Problem description |
In the entries below, find every line holding the string "What" and collect it.

Entries from a dataset |
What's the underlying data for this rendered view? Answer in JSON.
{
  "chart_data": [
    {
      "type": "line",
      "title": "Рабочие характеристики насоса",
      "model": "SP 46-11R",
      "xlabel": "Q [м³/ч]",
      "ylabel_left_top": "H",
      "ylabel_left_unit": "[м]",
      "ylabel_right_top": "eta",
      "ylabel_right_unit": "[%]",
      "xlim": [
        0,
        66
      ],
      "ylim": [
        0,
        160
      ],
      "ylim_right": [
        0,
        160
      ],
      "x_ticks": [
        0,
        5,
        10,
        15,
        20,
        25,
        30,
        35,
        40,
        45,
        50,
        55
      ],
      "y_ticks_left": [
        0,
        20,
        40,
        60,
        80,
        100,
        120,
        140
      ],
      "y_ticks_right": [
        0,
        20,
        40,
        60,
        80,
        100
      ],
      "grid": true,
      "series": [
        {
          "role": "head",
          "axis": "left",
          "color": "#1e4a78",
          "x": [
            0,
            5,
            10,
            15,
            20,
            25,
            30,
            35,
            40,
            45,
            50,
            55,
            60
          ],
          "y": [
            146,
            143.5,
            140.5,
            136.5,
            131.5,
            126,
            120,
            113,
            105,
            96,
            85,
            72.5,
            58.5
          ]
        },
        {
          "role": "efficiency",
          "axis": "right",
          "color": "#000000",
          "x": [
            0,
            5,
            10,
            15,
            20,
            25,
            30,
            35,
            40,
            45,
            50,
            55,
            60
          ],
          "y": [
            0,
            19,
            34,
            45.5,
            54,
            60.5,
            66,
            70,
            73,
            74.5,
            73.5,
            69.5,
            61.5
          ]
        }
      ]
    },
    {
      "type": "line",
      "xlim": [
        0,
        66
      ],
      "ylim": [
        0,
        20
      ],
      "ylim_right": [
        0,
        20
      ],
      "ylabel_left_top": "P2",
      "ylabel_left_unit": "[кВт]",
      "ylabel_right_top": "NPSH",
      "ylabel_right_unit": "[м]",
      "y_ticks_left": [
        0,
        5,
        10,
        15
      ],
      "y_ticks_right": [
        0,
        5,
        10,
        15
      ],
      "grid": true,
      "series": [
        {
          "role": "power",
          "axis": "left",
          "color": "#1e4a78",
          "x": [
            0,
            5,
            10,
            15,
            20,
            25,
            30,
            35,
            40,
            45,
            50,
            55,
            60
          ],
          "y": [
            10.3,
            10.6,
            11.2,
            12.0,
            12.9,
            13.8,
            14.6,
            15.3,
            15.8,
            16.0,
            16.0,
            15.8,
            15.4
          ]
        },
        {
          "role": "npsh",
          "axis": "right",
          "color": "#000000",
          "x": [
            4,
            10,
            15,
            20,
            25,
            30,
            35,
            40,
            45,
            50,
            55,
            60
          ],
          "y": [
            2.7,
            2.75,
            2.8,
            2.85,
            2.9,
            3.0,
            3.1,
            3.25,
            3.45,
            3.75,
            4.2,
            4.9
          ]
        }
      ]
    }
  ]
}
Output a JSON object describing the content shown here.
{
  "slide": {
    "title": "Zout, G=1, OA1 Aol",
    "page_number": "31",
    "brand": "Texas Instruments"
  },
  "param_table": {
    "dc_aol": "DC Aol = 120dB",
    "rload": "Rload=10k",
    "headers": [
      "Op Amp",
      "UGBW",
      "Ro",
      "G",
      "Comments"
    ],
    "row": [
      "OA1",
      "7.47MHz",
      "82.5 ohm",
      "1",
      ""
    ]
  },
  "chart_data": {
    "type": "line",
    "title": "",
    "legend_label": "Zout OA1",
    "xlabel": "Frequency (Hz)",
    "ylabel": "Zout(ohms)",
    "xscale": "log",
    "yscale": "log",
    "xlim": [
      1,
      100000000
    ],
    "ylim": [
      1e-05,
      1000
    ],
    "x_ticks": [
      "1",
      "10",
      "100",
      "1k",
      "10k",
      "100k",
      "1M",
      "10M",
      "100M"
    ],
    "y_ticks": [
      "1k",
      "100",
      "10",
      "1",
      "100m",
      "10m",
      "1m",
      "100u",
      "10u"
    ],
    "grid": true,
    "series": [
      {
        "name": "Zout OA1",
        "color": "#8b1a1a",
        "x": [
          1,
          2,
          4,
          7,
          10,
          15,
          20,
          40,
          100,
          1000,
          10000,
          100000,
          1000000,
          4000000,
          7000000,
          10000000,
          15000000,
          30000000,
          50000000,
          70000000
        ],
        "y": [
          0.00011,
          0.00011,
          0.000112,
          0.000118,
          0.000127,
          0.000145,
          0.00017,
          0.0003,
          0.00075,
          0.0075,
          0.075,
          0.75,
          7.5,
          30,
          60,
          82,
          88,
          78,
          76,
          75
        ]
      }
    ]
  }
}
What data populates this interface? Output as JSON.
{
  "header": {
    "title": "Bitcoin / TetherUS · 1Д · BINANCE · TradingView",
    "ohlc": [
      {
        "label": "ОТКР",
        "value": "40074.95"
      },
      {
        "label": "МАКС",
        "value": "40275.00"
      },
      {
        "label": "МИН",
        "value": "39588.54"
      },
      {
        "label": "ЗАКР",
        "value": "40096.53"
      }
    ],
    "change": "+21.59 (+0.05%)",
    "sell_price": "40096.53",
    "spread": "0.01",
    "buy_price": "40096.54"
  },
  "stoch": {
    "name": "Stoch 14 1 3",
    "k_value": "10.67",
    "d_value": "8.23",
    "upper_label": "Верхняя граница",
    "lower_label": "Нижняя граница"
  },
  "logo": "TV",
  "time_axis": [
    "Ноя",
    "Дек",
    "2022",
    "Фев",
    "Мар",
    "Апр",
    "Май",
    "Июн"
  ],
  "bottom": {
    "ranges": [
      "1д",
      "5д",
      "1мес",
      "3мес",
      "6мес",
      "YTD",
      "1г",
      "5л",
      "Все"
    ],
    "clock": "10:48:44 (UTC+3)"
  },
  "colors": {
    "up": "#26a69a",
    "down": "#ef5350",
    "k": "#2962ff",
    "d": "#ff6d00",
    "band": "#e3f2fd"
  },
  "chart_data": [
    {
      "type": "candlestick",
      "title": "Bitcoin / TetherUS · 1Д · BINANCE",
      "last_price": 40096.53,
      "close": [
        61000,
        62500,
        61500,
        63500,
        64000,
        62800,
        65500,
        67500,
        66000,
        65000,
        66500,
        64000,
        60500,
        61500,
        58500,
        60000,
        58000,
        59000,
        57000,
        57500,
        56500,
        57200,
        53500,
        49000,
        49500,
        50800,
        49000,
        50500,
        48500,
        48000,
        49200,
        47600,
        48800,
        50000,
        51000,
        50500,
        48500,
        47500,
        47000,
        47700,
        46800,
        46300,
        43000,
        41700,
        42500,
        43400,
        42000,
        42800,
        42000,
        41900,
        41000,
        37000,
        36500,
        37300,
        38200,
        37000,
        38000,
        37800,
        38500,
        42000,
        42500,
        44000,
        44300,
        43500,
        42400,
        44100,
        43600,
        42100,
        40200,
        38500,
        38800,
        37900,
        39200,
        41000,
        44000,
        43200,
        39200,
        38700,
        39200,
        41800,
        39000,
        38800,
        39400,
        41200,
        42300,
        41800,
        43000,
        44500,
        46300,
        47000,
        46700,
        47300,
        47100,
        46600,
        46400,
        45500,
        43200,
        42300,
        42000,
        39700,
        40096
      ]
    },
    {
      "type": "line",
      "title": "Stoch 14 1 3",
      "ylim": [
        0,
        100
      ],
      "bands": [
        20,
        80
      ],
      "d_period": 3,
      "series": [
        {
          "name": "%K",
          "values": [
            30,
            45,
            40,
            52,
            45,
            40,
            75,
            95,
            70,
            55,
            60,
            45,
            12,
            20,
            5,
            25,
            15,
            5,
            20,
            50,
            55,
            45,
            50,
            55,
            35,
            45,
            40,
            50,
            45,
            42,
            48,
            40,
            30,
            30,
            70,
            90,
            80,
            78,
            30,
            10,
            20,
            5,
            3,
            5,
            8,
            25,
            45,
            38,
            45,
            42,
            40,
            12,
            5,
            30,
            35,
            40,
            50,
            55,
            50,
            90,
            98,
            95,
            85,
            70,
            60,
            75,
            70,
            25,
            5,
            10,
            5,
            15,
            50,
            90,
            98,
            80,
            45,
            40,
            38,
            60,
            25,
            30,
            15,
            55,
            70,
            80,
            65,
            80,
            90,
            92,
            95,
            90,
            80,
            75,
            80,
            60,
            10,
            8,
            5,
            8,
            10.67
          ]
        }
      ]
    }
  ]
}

Solution for this problem |
What's the underlying data for this rendered view? Answer in JSON.
What data populates this interface? Output as JSON.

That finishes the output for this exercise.